**Spatial annotation entries**
-------
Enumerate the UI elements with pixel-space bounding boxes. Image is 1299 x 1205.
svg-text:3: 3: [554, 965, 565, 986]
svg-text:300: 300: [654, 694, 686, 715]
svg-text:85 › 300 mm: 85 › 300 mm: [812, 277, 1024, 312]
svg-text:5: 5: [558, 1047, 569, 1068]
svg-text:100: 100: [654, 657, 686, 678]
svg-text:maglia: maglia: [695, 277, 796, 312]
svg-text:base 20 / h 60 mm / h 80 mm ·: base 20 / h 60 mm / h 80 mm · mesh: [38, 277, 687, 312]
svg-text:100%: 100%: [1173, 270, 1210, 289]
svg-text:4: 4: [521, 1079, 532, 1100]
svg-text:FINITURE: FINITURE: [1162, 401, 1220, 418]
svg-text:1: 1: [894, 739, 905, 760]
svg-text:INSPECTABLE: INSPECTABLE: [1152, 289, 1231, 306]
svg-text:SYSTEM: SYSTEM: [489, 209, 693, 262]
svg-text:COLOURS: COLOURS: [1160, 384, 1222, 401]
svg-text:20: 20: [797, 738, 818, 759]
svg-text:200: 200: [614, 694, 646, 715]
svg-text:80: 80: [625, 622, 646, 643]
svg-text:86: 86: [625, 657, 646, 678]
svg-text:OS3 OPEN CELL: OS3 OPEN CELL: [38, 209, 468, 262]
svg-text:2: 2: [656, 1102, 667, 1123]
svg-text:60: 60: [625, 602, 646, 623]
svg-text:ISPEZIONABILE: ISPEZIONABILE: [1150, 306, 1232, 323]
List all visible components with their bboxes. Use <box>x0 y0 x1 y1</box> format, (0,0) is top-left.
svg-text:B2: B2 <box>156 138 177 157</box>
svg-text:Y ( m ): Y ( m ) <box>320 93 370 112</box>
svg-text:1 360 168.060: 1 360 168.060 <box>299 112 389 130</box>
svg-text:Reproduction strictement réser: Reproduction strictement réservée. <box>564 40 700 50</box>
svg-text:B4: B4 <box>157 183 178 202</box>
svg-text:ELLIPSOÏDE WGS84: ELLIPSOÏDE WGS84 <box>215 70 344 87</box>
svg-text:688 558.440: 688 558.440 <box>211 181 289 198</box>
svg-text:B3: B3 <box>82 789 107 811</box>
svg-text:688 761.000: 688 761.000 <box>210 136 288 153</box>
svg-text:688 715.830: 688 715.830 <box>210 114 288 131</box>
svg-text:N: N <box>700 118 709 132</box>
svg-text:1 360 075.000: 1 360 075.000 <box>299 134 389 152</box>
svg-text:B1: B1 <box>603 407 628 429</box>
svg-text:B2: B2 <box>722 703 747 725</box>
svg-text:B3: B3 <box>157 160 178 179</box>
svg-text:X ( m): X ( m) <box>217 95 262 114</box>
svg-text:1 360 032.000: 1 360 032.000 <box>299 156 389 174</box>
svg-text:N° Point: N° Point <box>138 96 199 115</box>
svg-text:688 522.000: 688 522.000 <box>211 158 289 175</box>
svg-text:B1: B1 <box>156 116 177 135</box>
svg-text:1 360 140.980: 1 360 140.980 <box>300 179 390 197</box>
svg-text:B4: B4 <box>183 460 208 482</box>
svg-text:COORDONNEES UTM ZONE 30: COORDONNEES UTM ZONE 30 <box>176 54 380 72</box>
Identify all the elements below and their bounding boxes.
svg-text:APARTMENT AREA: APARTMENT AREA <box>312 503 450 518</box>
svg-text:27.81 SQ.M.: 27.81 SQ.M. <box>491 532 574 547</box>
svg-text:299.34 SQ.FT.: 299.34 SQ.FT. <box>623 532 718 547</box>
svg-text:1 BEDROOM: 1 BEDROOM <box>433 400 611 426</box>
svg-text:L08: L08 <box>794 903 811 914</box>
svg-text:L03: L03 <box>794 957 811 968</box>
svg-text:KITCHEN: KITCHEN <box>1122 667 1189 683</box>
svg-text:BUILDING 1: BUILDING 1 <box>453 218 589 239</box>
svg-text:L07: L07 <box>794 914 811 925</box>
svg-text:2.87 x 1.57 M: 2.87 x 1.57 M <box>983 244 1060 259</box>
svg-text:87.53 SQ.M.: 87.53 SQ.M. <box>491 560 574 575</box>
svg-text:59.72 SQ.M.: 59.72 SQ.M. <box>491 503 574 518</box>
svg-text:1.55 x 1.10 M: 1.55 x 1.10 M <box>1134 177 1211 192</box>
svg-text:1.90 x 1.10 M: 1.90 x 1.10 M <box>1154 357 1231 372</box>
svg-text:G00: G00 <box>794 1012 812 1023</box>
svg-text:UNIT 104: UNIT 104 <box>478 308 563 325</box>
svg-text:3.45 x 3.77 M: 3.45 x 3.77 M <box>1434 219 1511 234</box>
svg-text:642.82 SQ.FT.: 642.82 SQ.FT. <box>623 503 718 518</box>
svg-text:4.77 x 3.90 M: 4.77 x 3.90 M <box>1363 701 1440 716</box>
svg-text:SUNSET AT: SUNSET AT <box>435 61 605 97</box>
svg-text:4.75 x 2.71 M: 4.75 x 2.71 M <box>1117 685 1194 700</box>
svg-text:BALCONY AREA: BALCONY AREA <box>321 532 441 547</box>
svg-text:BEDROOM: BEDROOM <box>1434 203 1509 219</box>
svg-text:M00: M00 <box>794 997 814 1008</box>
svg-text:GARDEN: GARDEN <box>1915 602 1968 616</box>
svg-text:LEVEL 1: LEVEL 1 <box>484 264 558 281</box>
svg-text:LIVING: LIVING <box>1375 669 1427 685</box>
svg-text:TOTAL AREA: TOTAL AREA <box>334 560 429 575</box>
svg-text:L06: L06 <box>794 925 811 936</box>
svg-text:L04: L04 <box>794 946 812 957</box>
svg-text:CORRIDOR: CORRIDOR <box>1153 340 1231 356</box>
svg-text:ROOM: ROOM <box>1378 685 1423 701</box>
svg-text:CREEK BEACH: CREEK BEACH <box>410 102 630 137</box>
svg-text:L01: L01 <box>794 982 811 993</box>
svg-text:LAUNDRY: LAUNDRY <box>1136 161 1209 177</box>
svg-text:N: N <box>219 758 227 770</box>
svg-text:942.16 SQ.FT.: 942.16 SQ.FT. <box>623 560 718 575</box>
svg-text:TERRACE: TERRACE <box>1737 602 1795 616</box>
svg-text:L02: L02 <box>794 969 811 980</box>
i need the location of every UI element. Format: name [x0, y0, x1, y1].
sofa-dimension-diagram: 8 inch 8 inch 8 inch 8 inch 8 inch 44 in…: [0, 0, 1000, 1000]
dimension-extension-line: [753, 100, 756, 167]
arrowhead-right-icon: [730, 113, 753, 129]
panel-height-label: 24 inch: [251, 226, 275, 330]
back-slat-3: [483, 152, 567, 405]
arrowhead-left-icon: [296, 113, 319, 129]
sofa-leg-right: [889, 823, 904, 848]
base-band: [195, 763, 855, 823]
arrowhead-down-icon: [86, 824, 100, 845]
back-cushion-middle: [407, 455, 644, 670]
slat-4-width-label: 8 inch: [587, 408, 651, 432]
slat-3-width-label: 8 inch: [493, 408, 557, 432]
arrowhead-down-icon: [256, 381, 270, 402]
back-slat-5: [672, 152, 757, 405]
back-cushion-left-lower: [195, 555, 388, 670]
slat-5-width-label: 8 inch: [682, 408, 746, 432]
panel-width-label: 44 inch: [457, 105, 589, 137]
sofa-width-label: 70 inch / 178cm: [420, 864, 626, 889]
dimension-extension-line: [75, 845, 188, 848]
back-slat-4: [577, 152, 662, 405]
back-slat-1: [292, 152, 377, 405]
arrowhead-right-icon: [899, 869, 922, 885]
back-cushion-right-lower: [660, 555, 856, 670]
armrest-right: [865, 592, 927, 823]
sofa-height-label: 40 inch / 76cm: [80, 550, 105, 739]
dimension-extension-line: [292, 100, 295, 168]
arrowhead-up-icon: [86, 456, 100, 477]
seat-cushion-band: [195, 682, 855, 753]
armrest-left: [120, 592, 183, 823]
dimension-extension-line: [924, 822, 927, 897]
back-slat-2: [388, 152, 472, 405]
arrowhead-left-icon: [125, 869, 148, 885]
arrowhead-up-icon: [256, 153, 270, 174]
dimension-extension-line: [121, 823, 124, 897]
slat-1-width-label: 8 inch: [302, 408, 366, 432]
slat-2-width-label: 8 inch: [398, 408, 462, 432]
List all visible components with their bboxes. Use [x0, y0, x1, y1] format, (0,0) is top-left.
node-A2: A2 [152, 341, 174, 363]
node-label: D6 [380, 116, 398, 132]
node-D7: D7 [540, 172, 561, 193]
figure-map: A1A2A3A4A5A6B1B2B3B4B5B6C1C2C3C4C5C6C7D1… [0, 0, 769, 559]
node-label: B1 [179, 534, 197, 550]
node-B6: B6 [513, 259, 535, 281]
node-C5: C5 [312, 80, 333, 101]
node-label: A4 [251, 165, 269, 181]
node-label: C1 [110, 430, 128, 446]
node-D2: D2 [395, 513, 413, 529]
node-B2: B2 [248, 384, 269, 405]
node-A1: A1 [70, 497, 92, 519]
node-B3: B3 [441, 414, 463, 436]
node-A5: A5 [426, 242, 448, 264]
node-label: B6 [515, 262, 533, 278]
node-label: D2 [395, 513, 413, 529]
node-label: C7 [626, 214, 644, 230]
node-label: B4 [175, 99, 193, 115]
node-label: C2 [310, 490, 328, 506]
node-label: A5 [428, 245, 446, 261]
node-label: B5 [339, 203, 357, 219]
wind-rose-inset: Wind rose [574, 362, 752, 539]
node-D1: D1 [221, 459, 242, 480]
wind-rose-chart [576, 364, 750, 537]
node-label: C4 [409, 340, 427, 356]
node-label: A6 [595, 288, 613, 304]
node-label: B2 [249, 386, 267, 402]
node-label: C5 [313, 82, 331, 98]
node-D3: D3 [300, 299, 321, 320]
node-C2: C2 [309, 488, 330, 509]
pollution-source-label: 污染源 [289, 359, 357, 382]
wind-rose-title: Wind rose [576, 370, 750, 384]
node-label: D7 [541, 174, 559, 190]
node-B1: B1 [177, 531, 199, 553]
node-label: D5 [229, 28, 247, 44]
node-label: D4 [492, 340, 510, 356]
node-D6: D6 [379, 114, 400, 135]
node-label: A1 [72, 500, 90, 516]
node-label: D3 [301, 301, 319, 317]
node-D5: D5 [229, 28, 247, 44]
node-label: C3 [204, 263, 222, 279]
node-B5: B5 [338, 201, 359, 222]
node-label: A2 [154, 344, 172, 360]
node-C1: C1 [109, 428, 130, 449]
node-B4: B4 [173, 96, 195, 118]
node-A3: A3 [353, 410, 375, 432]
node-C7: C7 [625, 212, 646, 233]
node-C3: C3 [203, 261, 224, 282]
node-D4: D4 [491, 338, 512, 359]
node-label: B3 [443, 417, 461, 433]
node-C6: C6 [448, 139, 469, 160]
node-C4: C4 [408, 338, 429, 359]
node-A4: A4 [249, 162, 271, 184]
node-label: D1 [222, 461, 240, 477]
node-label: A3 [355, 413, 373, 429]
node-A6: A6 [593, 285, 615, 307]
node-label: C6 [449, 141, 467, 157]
-------
**Instruction**
Turn the part of the listing that runs from its start through the line containing "svg-text:4: 4: [521, 1079, 532, 1100]" into a numbered list, with blank lines left out.

**Final result**
1. Enumerate the UI elements with pixel-space bounding boxes. Image is 1299 x 1205.
2. svg-text:3: 3: [554, 965, 565, 986]
3. svg-text:300: 300: [654, 694, 686, 715]
4. svg-text:85 › 300 mm: 85 › 300 mm: [812, 277, 1024, 312]
5. svg-text:5: 5: [558, 1047, 569, 1068]
6. svg-text:100: 100: [654, 657, 686, 678]
7. svg-text:maglia: maglia: [695, 277, 796, 312]
8. svg-text:base 20 / h 60 mm / h 80 mm ·: base 20 / h 60 mm / h 80 mm · mesh: [38, 277, 687, 312]
9. svg-text:100%: 100%: [1173, 270, 1210, 289]
10. svg-text:4: 4: [521, 1079, 532, 1100]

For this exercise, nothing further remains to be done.